→ Task prompt: Type out the complete listing below word for word, without its pictures.

(Items from a dataset)

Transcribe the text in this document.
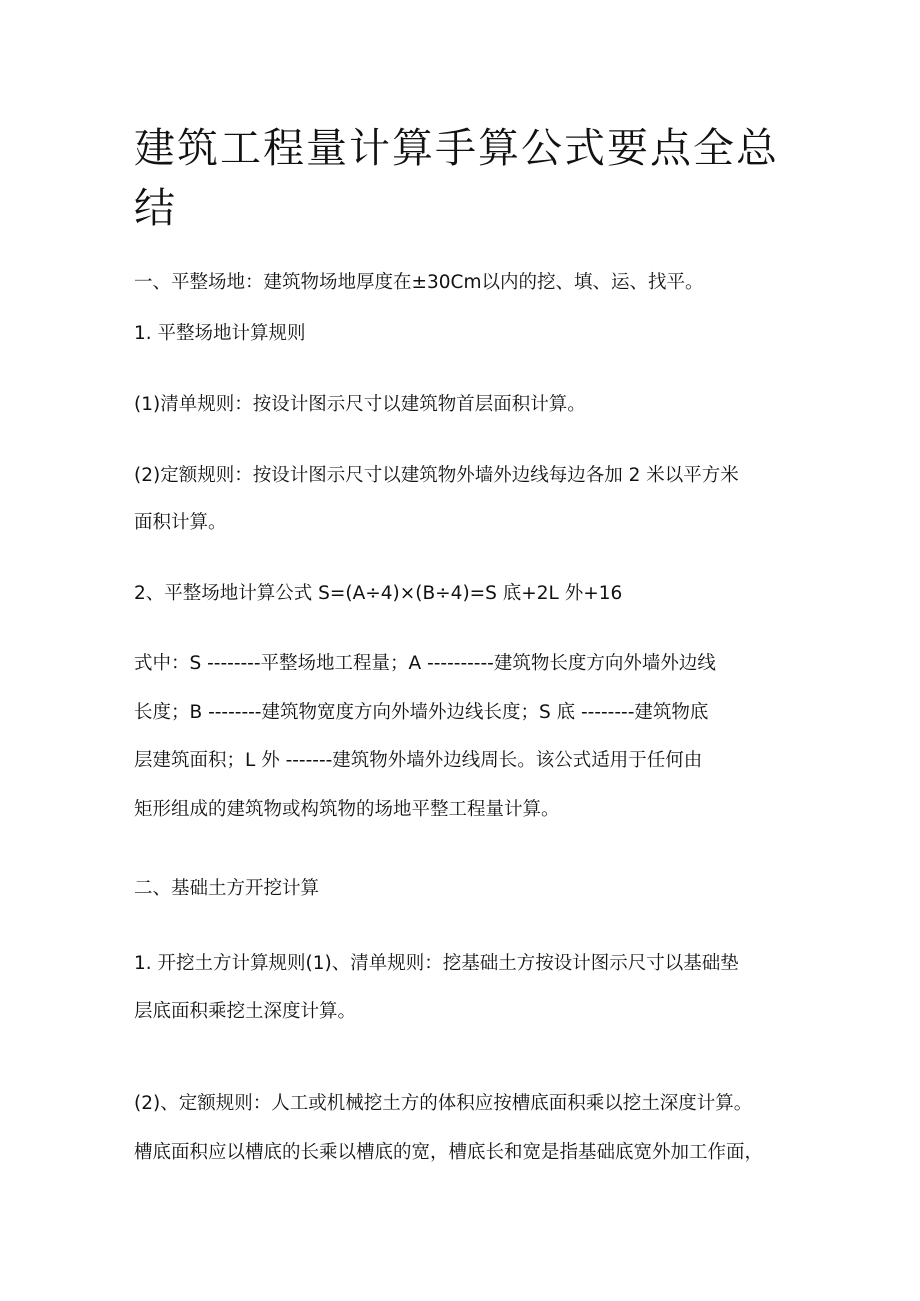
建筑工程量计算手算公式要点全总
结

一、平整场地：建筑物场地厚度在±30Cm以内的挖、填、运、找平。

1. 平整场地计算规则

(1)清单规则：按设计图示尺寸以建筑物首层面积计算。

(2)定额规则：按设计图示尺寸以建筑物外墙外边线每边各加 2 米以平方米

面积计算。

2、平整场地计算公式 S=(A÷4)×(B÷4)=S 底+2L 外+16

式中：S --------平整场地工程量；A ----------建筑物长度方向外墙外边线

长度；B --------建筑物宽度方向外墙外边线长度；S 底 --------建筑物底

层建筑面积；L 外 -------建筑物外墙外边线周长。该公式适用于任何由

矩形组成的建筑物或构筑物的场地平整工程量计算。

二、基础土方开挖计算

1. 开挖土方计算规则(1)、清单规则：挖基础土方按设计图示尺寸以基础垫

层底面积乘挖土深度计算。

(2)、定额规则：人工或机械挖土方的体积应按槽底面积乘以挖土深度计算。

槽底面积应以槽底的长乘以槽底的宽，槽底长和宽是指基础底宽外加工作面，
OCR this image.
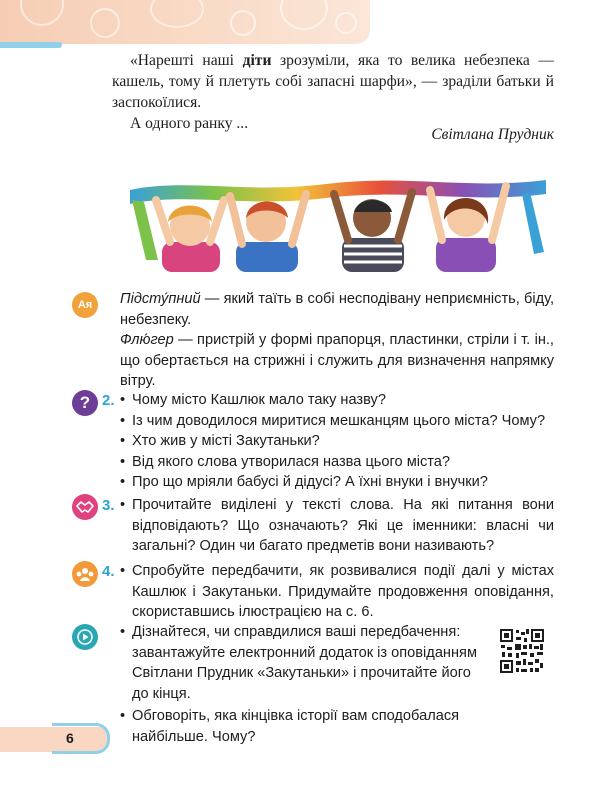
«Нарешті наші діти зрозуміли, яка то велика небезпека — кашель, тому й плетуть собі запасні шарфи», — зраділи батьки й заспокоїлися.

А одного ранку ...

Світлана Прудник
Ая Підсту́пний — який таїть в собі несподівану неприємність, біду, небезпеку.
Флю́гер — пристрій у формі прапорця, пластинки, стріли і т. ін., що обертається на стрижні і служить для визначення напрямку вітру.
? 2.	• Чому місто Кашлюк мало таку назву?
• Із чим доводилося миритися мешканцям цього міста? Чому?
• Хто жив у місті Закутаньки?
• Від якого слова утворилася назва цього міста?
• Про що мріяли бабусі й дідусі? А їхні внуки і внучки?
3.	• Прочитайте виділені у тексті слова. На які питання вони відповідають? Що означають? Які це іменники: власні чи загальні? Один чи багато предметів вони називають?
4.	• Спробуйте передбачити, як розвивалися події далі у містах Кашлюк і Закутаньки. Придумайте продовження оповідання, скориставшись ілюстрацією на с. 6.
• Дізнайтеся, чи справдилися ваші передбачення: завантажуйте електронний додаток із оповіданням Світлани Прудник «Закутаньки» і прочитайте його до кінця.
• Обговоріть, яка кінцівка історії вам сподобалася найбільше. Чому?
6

→ Final result:
Transcribe the text in this document.
建筑工程量计算手算公式要点全总
结

一、平整场地：建筑物场地厚度在±30Cm以内的挖、填、运、找平。

1. 平整场地计算规则

(1)清单规则：按设计图示尺寸以建筑物首层面积计算。

(2)定额规则：按设计图示尺寸以建筑物外墙外边线每边各加 2 米以平方米

面积计算。

2、平整场地计算公式 S=(A÷4)×(B÷4)=S 底+2L 外+16

式中：S --------平整场地工程量；A ----------建筑物长度方向外墙外边线

长度；B --------建筑物宽度方向外墙外边线长度；S 底 --------建筑物底

层建筑面积；L 外 -------建筑物外墙外边线周长。该公式适用于任何由

矩形组成的建筑物或构筑物的场地平整工程量计算。

二、基础土方开挖计算

1. 开挖土方计算规则(1)、清单规则：挖基础土方按设计图示尺寸以基础垫

层底面积乘挖土深度计算。

(2)、定额规则：人工或机械挖土方的体积应按槽底面积乘以挖土深度计算。

槽底面积应以槽底的长乘以槽底的宽，槽底长和宽是指基础底宽外加工作面，
OCR this image.
«Нарешті наші діти зрозуміли, яка то велика небезпека — кашель, тому й плетуть собі запасні шарфи», — зраділи батьки й заспокоїлися.

А одного ранку ...

Світлана Прудник
Ая Підсту́пний — який таїть в собі несподівану неприємність, біду, небезпеку.
Флю́гер — пристрій у формі прапорця, пластинки, стріли і т. ін., що обертається на стрижні і служить для визначення напрямку вітру.
? 2.	• Чому місто Кашлюк мало таку назву?
• Із чим доводилося миритися мешканцям цього міста? Чому?
• Хто жив у місті Закутаньки?
• Від якого слова утворилася назва цього міста?
• Про що мріяли бабусі й дідусі? А їхні внуки і внучки?
3.	• Прочитайте виділені у тексті слова. На які питання вони відповідають? Що означають? Які це іменники: власні чи загальні? Один чи багато предметів вони називають?
4.	• Спробуйте передбачити, як розвивалися події далі у містах Кашлюк і Закутаньки. Придумайте продовження оповідання, скориставшись ілюстрацією на с. 6.
• Дізнайтеся, чи справдилися ваші передбачення: завантажуйте електронний додаток із оповіданням Світлани Прудник «Закутаньки» і прочитайте його до кінця.
• Обговоріть, яка кінцівка історії вам сподобалася найбільше. Чому?
6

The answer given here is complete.